DATA FOR PROCESSING:

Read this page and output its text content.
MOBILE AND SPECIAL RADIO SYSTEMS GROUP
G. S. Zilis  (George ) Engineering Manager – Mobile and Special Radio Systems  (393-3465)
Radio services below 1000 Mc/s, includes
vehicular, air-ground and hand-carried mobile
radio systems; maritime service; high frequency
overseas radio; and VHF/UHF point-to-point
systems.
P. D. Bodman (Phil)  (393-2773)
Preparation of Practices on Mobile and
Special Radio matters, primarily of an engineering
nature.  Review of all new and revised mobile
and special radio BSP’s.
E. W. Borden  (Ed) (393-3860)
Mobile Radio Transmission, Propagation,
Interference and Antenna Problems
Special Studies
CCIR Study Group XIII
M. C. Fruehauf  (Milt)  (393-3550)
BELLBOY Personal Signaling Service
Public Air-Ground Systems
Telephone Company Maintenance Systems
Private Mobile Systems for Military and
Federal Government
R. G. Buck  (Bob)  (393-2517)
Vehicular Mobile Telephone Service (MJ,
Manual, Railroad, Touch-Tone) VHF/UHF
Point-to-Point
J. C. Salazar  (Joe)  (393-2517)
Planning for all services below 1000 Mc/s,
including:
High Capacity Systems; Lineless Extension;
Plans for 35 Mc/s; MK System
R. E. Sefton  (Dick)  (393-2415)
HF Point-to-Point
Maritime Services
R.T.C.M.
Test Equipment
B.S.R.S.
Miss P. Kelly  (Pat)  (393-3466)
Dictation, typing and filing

JOB: Pull every line containing "Telephone" out of the data above.

SOLUTION BELOW:
Telephone Company Maintenance Systems
Vehicular Mobile Telephone Service (MJ,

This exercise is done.